Instructions to follow
Every line below that mentions the word "Start" should be copied out.

Stored data entries
------------------------

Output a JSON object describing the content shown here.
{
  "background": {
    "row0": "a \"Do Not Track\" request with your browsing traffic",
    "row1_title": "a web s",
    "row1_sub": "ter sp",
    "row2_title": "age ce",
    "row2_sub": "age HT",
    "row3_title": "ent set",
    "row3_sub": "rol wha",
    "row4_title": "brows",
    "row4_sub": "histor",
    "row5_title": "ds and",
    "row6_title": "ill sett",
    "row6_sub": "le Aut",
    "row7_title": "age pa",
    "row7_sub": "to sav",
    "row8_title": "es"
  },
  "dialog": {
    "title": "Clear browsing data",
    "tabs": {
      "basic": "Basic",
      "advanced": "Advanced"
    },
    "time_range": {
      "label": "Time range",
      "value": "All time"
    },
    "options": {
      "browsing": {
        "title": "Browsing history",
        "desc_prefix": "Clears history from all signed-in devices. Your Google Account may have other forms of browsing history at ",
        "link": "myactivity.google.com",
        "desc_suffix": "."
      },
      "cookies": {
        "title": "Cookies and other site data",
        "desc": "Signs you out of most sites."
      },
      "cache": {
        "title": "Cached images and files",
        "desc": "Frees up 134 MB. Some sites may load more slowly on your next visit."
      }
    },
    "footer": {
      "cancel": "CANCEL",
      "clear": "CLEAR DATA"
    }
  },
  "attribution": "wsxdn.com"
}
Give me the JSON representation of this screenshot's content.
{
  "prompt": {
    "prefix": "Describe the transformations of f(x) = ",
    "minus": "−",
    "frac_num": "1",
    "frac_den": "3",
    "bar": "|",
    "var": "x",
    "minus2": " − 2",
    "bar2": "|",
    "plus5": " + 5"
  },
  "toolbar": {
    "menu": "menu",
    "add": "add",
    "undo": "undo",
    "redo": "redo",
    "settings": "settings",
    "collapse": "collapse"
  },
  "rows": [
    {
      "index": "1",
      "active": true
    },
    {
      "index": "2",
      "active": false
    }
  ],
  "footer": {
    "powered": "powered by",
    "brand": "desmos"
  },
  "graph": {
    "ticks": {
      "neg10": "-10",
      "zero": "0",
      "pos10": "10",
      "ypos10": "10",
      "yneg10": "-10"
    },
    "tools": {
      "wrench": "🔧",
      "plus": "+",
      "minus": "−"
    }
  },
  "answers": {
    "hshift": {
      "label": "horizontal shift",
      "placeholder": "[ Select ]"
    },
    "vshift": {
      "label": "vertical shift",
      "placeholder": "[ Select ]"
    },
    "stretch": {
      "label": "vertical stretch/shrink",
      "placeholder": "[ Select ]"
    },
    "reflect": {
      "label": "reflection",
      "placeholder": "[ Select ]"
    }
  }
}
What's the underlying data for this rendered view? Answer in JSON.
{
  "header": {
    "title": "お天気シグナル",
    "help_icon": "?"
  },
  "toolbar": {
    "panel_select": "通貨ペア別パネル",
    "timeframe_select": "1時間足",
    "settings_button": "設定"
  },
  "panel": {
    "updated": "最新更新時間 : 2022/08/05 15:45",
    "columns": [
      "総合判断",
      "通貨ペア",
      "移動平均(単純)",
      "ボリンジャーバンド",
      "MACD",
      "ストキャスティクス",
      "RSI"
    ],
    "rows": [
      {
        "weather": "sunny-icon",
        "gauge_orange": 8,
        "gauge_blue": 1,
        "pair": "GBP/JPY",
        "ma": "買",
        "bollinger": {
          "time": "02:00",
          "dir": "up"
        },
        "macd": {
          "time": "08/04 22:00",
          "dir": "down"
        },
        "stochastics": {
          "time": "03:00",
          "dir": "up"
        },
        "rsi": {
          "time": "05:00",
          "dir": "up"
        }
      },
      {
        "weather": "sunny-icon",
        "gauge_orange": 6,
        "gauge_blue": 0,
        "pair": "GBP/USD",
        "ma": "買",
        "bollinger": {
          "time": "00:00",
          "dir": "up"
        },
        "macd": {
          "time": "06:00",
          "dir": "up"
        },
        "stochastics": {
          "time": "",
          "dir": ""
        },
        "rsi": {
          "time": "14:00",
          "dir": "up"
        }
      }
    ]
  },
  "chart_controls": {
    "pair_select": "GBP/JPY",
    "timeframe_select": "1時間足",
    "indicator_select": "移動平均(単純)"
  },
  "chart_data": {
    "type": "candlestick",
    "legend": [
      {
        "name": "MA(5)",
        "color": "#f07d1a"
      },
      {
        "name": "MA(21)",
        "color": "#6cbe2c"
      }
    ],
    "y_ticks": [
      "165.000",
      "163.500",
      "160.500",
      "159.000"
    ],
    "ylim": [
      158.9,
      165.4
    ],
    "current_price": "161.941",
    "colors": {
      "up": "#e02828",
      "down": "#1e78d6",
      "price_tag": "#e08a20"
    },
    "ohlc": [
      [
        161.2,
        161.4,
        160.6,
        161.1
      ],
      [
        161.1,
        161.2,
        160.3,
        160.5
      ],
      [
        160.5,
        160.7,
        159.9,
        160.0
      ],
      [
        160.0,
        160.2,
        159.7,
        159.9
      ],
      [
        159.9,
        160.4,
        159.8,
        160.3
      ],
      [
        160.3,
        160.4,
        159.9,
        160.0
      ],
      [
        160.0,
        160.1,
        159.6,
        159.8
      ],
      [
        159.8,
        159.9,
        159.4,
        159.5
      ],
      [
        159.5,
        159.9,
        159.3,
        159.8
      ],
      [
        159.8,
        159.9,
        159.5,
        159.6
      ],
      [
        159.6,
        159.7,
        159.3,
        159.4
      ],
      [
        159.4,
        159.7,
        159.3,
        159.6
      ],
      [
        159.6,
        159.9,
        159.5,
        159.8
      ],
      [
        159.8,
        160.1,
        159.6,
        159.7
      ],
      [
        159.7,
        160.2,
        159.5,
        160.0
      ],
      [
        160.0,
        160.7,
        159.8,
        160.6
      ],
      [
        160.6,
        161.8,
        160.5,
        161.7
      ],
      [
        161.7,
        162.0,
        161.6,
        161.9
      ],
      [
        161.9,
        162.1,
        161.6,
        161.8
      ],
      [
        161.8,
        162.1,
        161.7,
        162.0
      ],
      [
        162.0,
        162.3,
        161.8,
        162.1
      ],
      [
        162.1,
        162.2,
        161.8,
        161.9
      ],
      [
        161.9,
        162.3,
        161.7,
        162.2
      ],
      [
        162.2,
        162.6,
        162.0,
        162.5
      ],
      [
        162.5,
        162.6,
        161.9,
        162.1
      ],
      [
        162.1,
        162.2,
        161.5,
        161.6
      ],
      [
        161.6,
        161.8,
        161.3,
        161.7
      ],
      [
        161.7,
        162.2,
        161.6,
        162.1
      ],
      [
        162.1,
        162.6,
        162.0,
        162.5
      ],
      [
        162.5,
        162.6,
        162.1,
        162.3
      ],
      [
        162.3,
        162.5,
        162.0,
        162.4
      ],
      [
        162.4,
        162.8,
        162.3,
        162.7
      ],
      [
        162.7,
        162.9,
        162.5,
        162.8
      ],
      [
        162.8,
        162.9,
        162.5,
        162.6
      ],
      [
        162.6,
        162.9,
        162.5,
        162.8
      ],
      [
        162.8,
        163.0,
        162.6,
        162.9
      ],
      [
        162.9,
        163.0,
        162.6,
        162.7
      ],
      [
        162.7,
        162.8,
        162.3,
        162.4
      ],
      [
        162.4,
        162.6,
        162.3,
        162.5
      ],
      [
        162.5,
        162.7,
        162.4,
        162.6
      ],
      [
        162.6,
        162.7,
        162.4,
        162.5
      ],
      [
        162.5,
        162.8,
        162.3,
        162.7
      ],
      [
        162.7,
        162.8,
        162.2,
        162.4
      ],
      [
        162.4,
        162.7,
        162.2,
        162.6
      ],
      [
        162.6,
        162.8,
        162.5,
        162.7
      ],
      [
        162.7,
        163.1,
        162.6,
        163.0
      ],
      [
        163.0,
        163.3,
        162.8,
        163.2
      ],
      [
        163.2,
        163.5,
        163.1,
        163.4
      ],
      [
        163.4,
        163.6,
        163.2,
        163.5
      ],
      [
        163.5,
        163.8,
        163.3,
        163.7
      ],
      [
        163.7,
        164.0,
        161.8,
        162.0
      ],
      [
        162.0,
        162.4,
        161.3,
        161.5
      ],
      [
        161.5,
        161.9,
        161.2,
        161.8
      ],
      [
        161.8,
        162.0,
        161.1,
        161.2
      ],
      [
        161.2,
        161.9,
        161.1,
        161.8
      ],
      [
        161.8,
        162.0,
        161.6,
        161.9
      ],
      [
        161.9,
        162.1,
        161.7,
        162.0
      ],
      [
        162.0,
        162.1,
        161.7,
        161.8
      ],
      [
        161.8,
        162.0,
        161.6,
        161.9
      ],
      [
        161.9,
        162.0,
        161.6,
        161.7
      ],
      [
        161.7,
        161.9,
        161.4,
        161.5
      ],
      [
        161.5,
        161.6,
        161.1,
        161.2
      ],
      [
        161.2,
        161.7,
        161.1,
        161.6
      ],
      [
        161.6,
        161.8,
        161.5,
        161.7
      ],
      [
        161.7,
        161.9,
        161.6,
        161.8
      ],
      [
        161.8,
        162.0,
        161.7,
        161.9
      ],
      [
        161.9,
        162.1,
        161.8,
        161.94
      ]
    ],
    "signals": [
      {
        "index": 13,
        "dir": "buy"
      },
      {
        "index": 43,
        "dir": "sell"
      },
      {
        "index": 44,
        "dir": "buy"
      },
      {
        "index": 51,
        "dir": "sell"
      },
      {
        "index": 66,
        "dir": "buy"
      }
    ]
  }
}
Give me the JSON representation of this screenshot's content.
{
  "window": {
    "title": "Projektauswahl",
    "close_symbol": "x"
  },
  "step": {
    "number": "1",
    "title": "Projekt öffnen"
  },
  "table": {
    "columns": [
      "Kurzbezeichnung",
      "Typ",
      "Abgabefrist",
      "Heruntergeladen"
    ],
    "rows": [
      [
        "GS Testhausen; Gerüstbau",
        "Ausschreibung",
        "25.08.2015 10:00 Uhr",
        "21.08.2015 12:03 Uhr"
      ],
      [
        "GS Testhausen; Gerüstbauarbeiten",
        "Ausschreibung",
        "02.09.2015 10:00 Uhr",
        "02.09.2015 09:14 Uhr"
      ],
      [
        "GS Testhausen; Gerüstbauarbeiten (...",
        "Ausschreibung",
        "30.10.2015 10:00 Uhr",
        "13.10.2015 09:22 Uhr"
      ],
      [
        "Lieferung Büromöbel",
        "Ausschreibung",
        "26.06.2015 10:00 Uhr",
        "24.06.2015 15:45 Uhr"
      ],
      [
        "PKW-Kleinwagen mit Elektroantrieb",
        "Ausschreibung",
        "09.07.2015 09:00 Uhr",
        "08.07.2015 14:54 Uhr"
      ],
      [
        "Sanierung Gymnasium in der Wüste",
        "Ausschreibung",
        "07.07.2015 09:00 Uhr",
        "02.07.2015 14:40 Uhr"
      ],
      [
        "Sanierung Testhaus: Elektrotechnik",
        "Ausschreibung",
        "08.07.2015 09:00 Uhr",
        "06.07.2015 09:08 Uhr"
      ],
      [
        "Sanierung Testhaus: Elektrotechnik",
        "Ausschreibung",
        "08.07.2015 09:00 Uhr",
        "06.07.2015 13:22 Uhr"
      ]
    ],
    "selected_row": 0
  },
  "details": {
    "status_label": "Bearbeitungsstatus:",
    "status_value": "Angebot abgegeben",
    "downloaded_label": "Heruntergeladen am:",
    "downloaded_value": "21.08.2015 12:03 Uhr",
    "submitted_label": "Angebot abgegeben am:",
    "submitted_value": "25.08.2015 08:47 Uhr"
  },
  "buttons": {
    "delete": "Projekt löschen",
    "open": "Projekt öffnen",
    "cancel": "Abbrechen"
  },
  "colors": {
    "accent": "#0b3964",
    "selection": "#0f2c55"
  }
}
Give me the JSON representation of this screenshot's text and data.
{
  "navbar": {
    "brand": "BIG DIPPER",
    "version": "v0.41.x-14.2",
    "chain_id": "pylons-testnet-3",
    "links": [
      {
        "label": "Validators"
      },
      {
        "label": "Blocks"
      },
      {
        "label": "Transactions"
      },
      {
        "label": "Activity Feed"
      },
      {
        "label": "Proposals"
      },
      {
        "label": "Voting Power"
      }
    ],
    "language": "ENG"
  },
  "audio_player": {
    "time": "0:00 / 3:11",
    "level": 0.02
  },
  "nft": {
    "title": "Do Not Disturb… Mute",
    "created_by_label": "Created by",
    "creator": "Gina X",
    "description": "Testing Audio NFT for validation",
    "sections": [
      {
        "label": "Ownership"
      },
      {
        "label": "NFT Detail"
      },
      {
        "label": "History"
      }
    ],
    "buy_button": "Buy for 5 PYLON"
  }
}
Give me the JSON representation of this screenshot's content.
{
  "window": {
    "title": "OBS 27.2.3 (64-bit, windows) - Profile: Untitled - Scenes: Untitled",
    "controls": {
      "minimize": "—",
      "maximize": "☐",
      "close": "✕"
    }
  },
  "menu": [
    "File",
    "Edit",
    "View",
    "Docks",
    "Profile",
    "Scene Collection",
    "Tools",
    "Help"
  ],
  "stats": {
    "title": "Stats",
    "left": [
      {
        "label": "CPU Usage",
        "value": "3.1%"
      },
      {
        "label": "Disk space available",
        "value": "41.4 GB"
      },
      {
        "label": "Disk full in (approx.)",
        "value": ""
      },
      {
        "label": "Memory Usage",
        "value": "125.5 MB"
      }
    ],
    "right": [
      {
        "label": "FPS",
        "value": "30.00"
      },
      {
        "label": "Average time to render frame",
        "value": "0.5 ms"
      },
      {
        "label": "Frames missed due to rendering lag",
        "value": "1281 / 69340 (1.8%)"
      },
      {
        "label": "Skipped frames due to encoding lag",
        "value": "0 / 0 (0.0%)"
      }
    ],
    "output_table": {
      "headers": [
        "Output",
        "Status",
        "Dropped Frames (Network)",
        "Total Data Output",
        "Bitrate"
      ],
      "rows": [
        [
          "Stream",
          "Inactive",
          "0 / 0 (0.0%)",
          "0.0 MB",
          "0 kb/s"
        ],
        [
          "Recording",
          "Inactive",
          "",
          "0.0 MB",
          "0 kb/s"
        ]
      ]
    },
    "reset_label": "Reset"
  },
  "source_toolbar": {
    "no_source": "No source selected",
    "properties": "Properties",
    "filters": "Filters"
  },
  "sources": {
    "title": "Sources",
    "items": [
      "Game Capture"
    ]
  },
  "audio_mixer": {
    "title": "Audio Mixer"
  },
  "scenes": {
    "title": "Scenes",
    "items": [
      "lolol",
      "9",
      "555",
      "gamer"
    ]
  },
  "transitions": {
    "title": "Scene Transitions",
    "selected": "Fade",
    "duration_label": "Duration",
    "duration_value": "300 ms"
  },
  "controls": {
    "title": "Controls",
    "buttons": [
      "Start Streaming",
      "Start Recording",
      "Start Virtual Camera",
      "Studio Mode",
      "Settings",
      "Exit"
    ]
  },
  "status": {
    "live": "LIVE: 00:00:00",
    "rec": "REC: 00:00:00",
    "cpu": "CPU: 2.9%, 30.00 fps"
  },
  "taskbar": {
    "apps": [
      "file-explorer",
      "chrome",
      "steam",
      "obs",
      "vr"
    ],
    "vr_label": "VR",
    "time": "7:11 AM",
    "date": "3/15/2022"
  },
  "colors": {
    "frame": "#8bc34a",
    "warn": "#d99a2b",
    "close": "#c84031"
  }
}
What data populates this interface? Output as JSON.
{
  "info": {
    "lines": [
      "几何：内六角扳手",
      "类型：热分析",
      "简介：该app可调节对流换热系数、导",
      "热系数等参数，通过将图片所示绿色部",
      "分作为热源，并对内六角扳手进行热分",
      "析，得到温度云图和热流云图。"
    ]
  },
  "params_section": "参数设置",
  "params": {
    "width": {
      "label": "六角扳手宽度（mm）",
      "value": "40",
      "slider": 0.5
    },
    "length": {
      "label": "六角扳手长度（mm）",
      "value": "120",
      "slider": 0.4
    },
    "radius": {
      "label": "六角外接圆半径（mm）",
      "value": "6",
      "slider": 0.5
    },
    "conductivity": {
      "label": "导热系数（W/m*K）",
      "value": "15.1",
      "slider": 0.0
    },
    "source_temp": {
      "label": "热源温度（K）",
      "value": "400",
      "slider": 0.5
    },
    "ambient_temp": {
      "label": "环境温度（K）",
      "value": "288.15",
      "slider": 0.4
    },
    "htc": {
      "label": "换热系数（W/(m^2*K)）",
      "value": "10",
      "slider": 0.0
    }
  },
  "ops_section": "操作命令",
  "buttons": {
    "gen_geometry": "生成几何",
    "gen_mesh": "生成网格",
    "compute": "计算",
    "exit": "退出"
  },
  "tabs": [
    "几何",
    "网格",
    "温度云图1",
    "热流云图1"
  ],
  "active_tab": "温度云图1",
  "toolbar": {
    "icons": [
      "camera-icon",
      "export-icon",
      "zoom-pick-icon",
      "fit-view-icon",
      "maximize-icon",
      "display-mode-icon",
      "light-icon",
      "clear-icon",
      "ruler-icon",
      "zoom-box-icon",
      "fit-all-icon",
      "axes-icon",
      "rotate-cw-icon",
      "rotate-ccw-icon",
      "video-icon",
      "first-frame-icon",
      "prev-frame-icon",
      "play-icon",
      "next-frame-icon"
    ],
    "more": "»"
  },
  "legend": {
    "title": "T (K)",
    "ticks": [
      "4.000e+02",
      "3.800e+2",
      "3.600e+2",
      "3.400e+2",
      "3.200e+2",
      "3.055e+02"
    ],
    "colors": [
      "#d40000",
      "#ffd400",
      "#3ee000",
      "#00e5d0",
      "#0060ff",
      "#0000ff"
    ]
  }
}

------------------------

Exercise response
      "Start Streaming",
      "Start Recording",
      "Start Virtual Camera",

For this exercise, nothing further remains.